> _Exercise requirements_
For every line in the records that has the word "języka", make a copy.

> _Data excerpts_
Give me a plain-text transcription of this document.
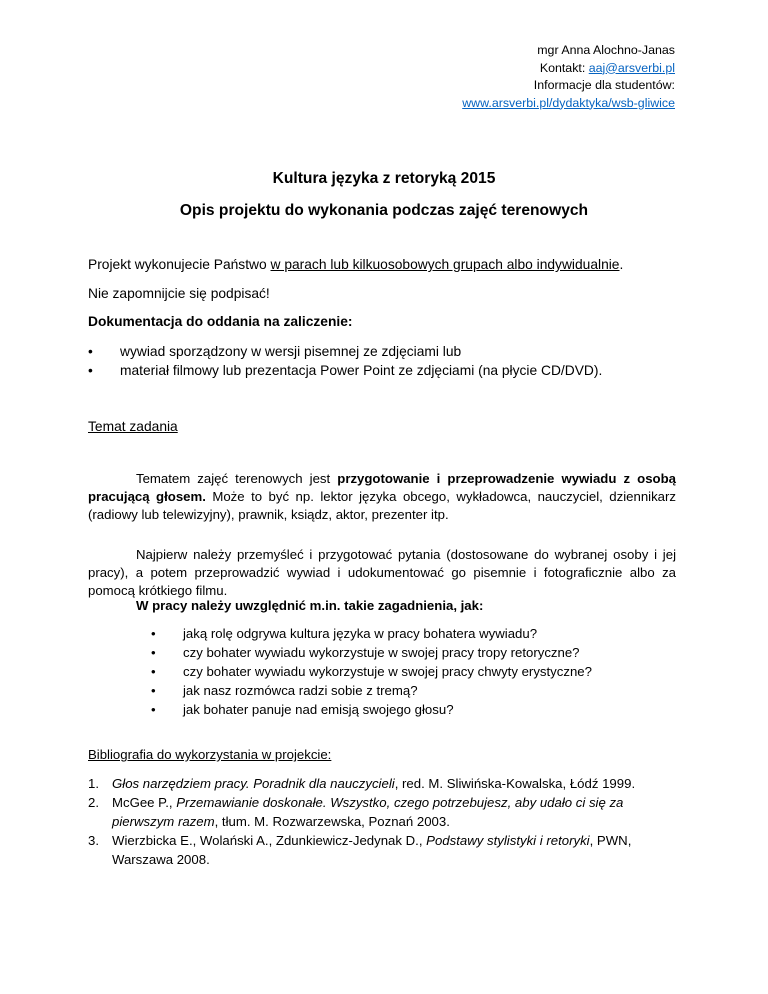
mgr Anna Alochno-Janas
Kontakt: aaj@arsverbi.pl
Informacje dla studentów:
www.arsverbi.pl/dydaktyka/wsb-gliwice
Kultura języka z retoryką 2015
Opis projektu do wykonania podczas zajęć terenowych
Projekt wykonujecie Państwo w parach lub kilkuosobowych grupach albo indywidualnie.
Nie zapomnijcie się podpisać!
Dokumentacja do oddania na zaliczenie:
• wywiad sporządzony w wersji pisemnej ze zdjęciami lub
• materiał filmowy lub prezentacja Power Point ze zdjęciami (na płycie CD/DVD).
Temat zadania
Tematem zajęć terenowych jest przygotowanie i przeprowadzenie wywiadu z osobą pracującą głosem. Może to być np. lektor języka obcego, wykładowca, nauczyciel, dziennikarz (radiowy lub telewizyjny), prawnik, ksiądz, aktor, prezenter itp.
Najpierw należy przemyśleć i przygotować pytania (dostosowane do wybranej osoby i jej pracy), a potem przeprowadzić wywiad i udokumentować go pisemnie i fotograficznie albo za pomocą krótkiego filmu.
W pracy należy uwzględnić m.in. takie zagadnienia, jak:
• jaką rolę odgrywa kultura języka w pracy bohatera wywiadu?
• czy bohater wywiadu wykorzystuje w swojej pracy tropy retoryczne?
• czy bohater wywiadu wykorzystuje w swojej pracy chwyty erystyczne?
• jak nasz rozmówca radzi sobie z tremą?
• jak bohater panuje nad emisją swojego głosu?
Bibliografia do wykorzystania w projekcie:
1. Głos narzędziem pracy. Poradnik dla nauczycieli, red. M. Sliwińska-Kowalska, Łódź 1999.
2. McGee P., Przemawianie doskonałe. Wszystko, czego potrzebujesz, aby udało ci się za pierwszym razem, tłum. M. Rozwarzewska, Poznań 2003.
3. Wierzbicka E., Wolański A., Zdunkiewicz-Jedynak D., Podstawy stylistyki i retoryki, PWN, Warszawa 2008.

> _Output below_
Kultura języka z retoryką 2015
Tematem zajęć terenowych jest przygotowanie i przeprowadzenie wywiadu z osobą pracującą głosem. Może to być np. lektor języka obcego, wykładowca, nauczyciel, dziennikarz (radiowy lub telewizyjny), prawnik, ksiądz, aktor, prezenter itp.
• jaką rolę odgrywa kultura języka w pracy bohatera wywiadu?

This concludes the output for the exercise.